■ **DIRECTIONS FOR THIS TASK**:
How many lines in these records hold the string "output"? State only that number.

[Recorded data]
"""
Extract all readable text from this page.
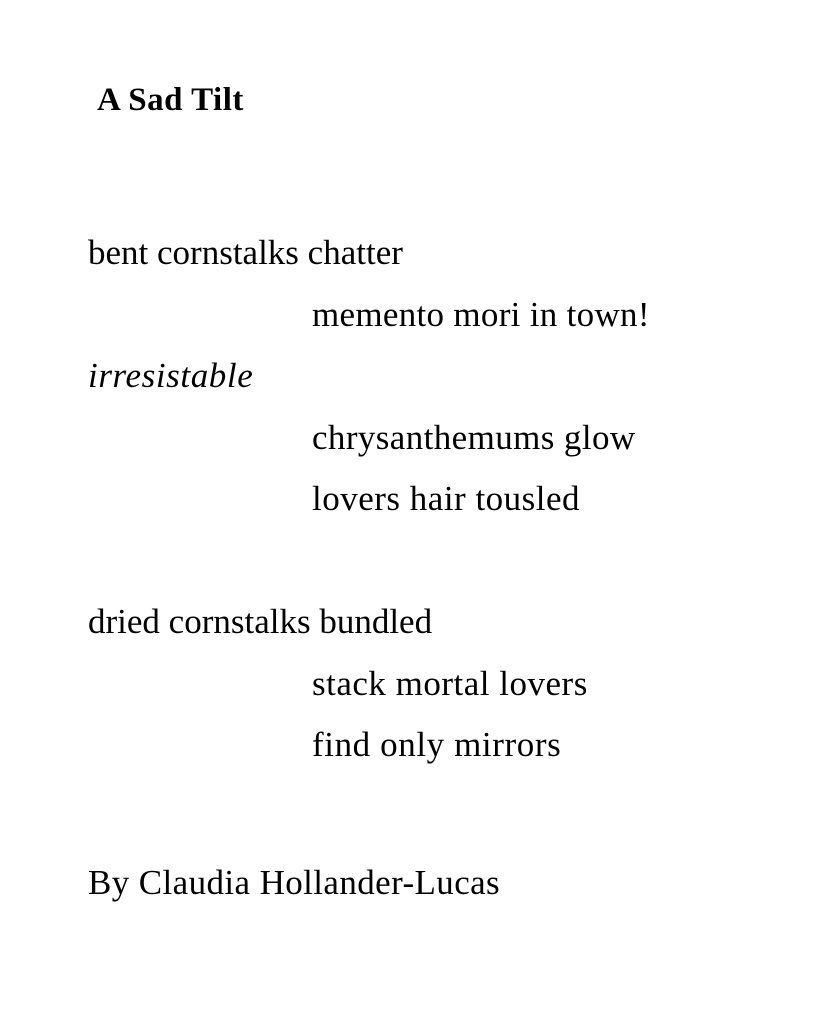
A Sad Tilt
bent cornstalks chatter
memento mori in town!
irresistable
chrysanthemums glow
lovers hair tousled
dried cornstalks bundled
stack mortal lovers
find only mirrors
By Claudia Hollander-Lucas
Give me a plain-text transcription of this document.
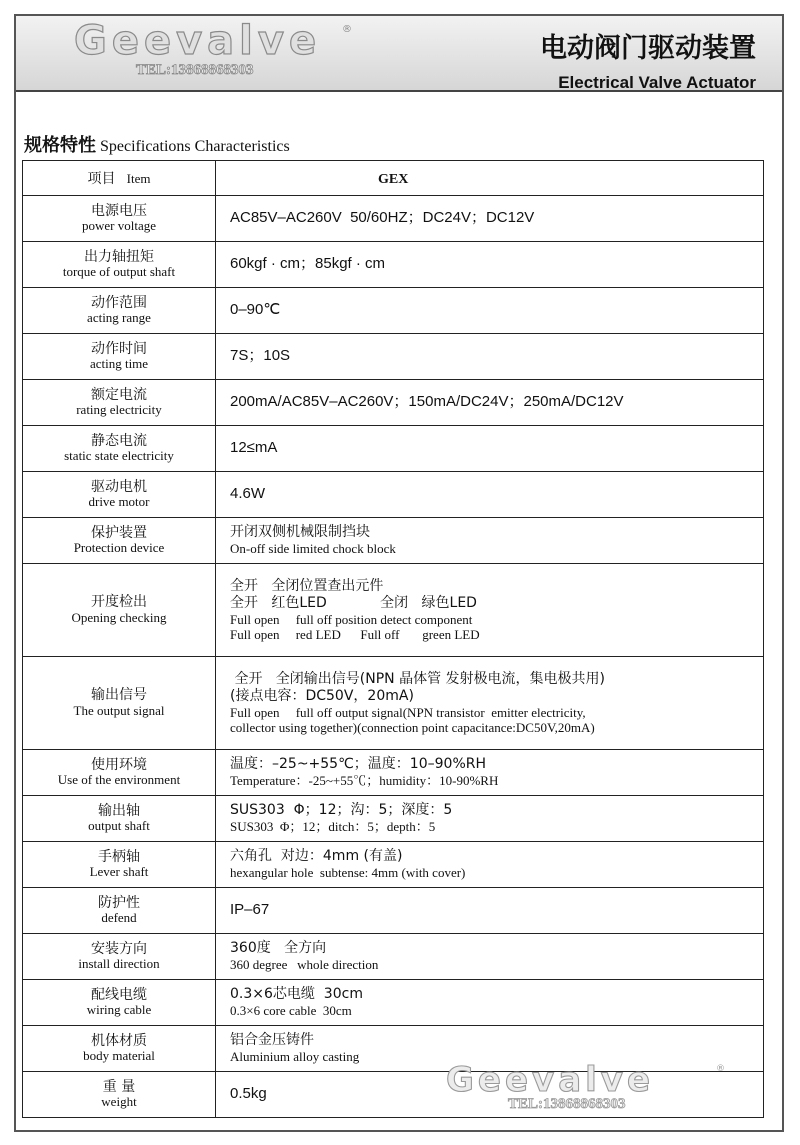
Geevalve ®
TEL:13868868303
电动阀门驱动装置
Electrical Valve Actuator
规格特性 Specifications Characteristics
项目 Item	GEX

电源电压
power voltage	AC85V–AC260V  50/60HZ；DC24V；DC12V

出力轴扭矩
torque of output shaft	60kgf · cm；85kgf · cm

动作范围
acting range	0–90℃

动作时间
acting time	7S；10S

额定电流
rating electricity	200mA/AC85V–AC260V；150mA/DC24V；250mA/DC12V

静态电流
static state electricity	12≤mA

驱动电机
drive motor	4.6W

保护装置
Protection device	开闭双侧机械限制挡块
On-off side limited chock block

开度检出
Opening checking	全开   全闭位置查出元件
全开   红色LED            全闭   绿色LED
Full open     full off position detect component
Full open     red LED      Full off       green LED

输出信号
The output signal	全开   全闭输出信号(NPN 晶体管 发射极电流，集电极共用)
(接点电容：DC50V，20mA)
Full open     full off output signal(NPN transistor  emitter electricity,
collector using together)(connection point capacitance:DC50V,20mA)

使用环境
Use of the environment	温度：–25~+55℃；温度：10–90%RH
Temperature：-25~+55℃；humidity：10-90%RH

输出轴
output shaft	SUS303  Φ；12；沟：5；深度：5
SUS303  Φ；12；ditch：5；depth：5

手柄轴
Lever shaft	六角孔  对边：4mm (有盖)
hexangular hole  subtense: 4mm (with cover)

防护性
defend	IP–67

安装方向
install direction	360度   全方向
360 degree   whole direction

配线电缆
wiring cable	0.3×6芯电缆  30cm
0.3×6 core cable  30cm

机体材质
body material	铝合金压铸件
Aluminium alloy casting

重 量
weight	0.5kg	Geevalve	®
TEL:13868868303
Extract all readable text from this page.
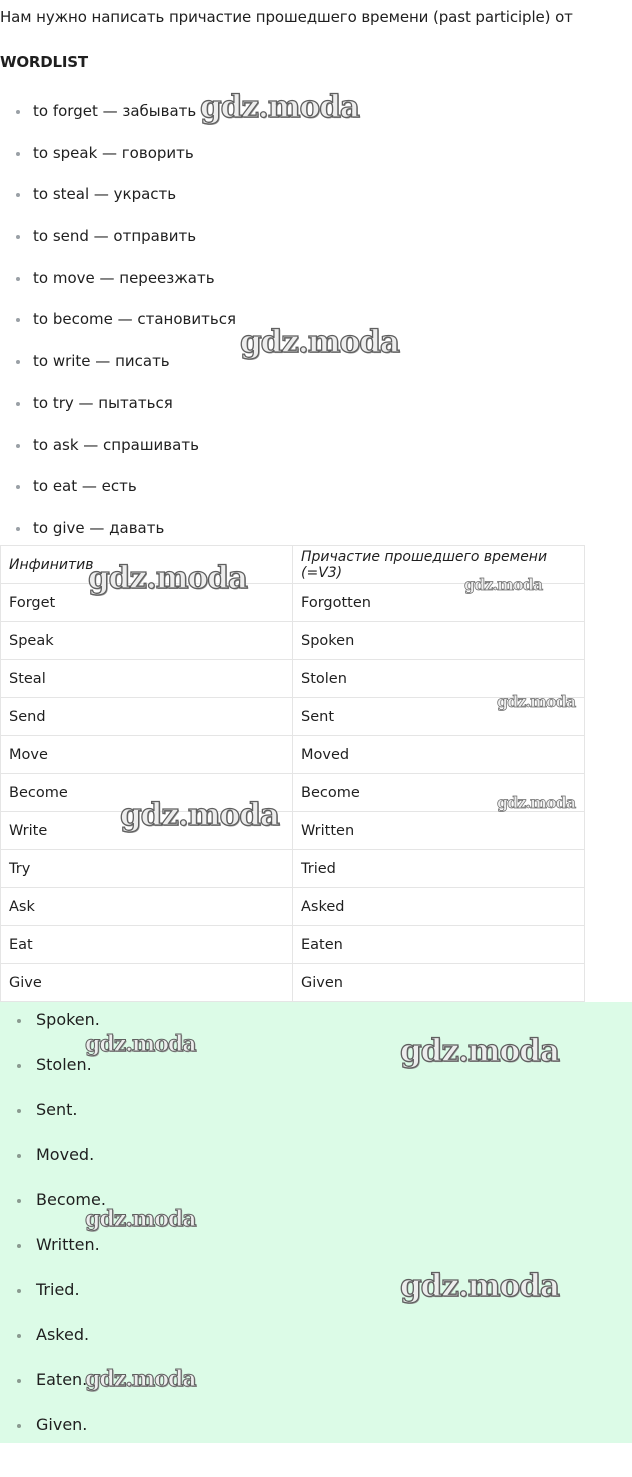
Нам нужно написать причастие прошедшего времени (past participle) от
WORDLIST
to forget — забывать
to speak — говорить
to steal — украсть
to send — отправить
to move — переезжать
to become — становиться
to write — писать
to try — пытаться
to ask — спрашивать
to eat — есть
to give — давать
Инфинитив	Причастие прошедшего времени (=V3)
Forget	Forgotten
Speak	Spoken
Steal	Stolen
Send	Sent
Move	Moved
Become	Become
Write	Written
Try	Tried
Ask	Asked
Eat	Eaten
Give	Given
Spoken.
Stolen.
Sent.
Moved.
Become.
Written.
Tried.
Asked.
Eaten.
Given.
gdz.moda
gdz.moda
gdz.moda	gdz.moda
gdz.moda
gdz.moda
gdz.moda
gdz.moda	gdz.moda
gdz.moda
gdz.moda
gdz.moda
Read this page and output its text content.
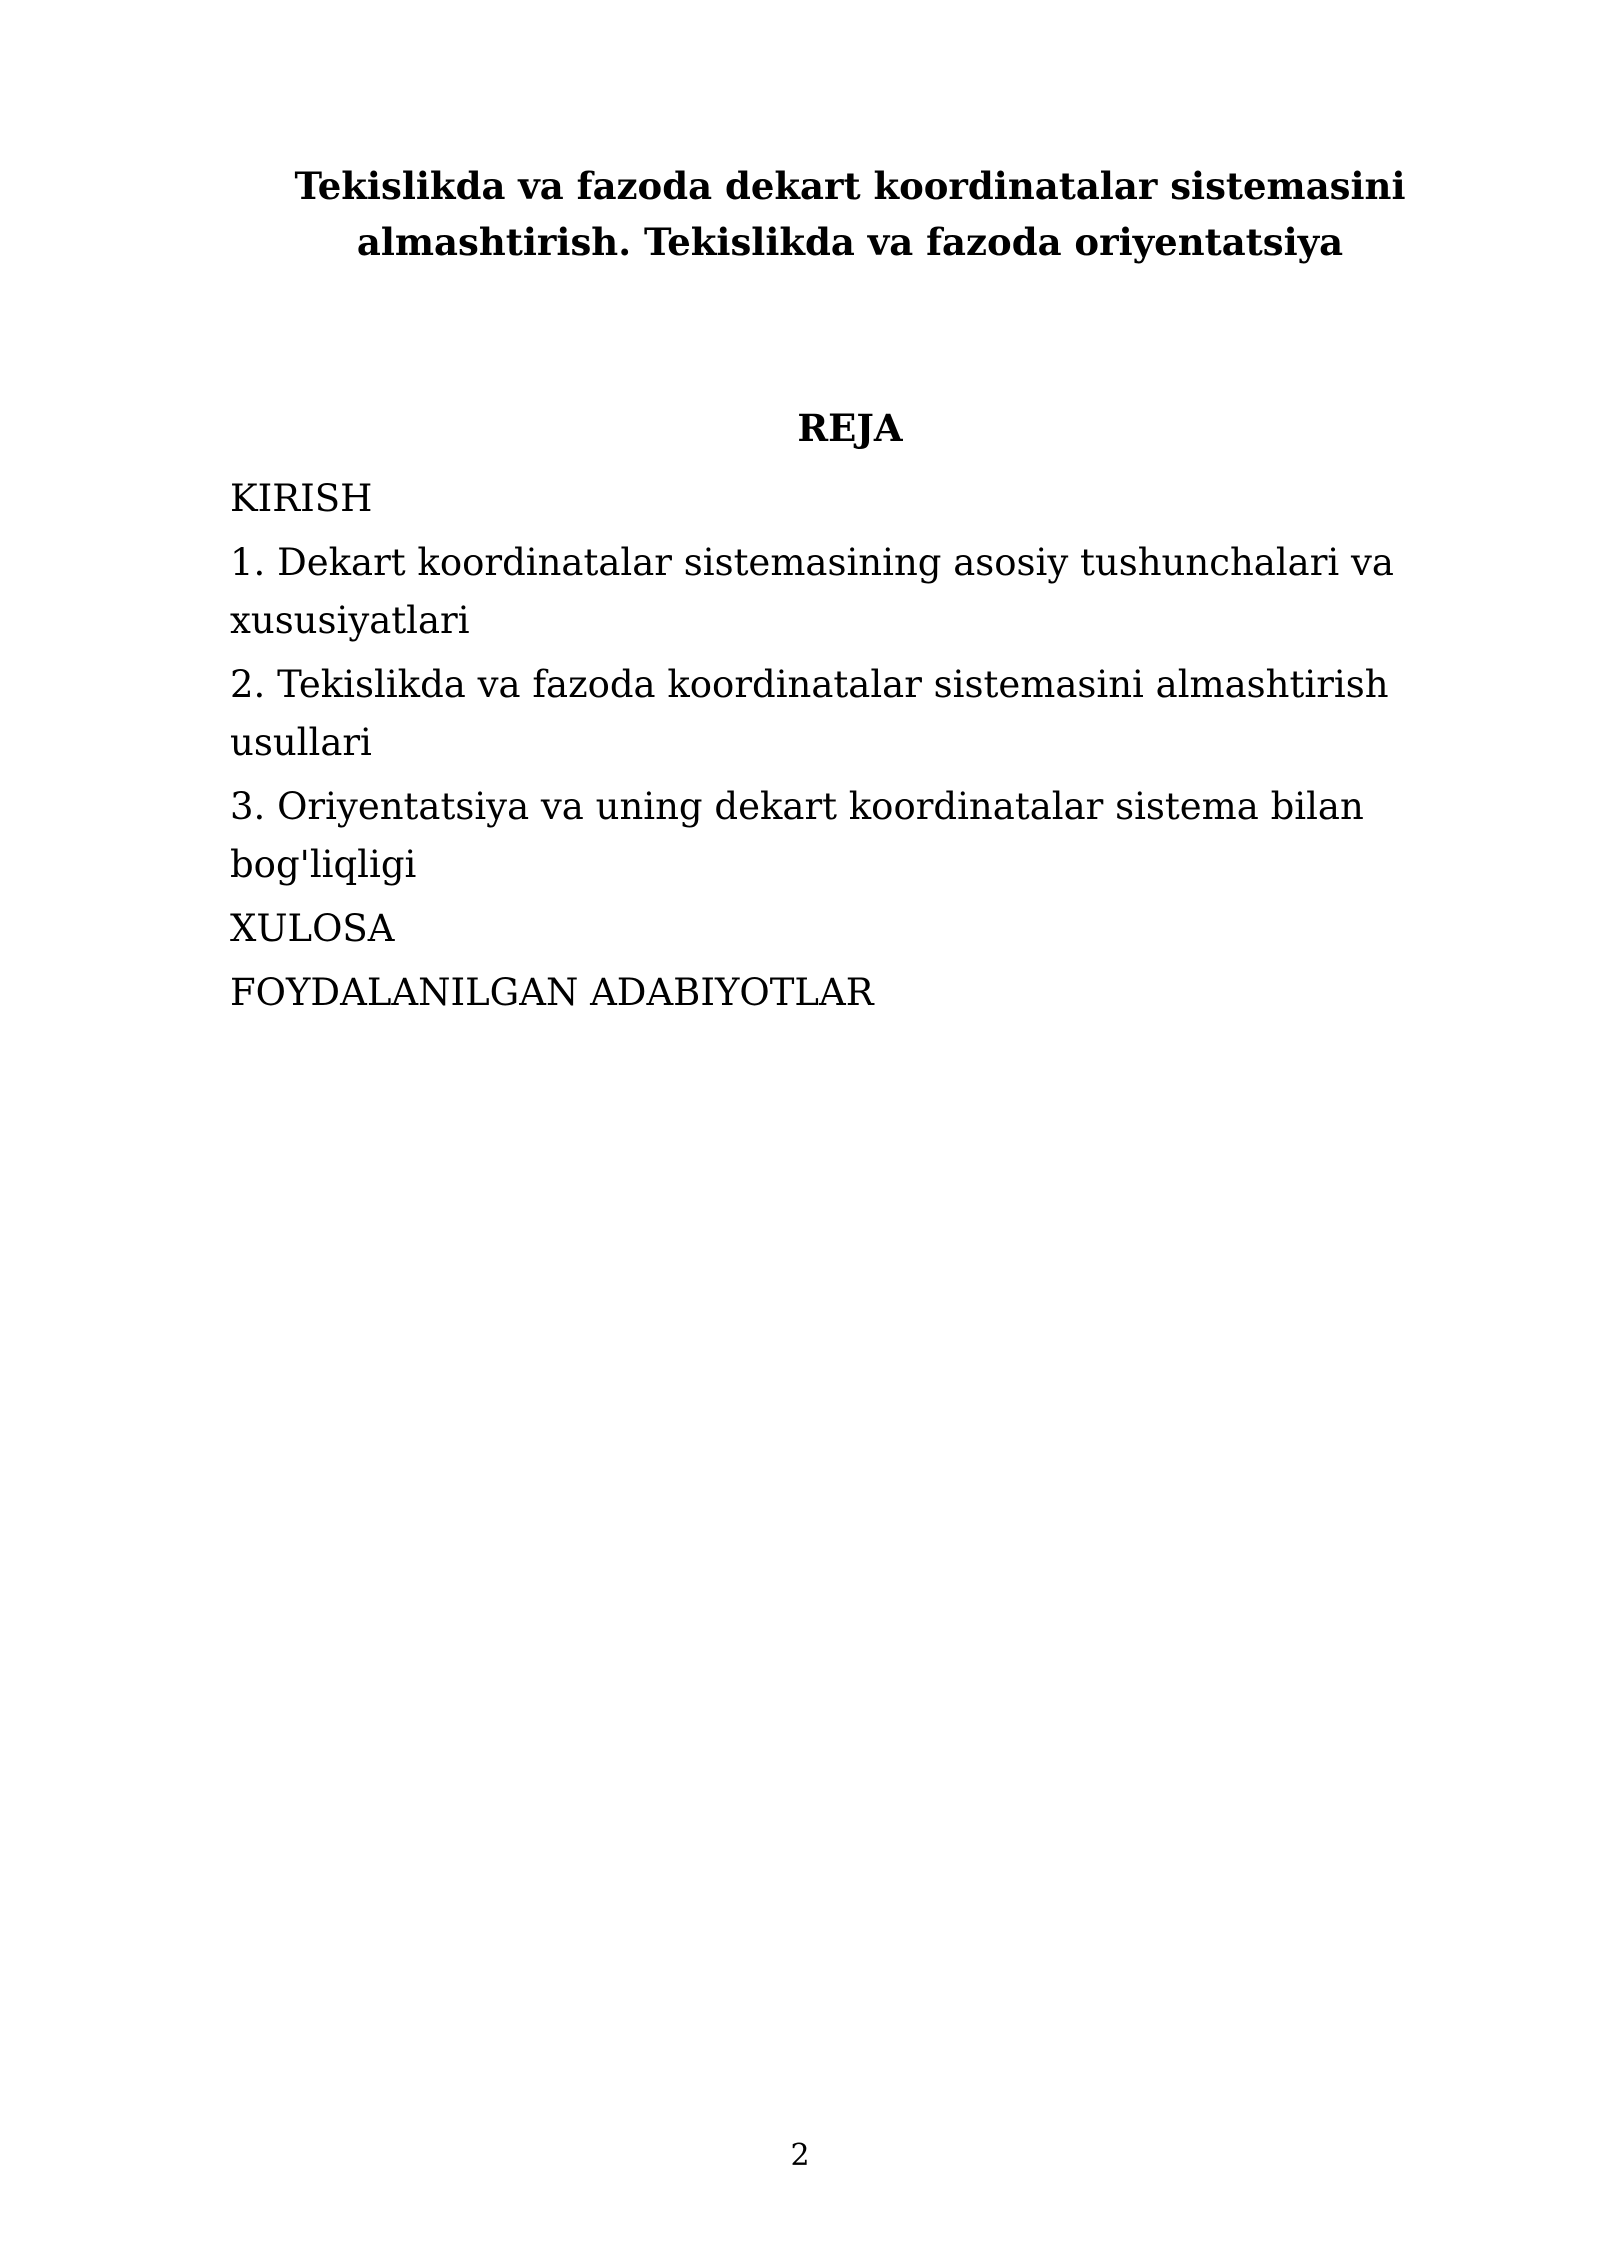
Tekislikda va fazoda dekart koordinatalar sistemasini
almashtirish. Tekislikda va fazoda oriyentatsiya
REJA
KIRISH
1. Dekart koordinatalar sistemasining asosiy tushunchalari va xususiyatlari
2. Tekislikda va fazoda koordinatalar sistemasini almashtirish usullari
3. Oriyentatsiya va uning dekart koordinatalar sistema bilan bog'liqligi
XULOSA
FOYDALANILGAN ADABIYOTLAR
2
"""
■ **TASK RESULT**:
5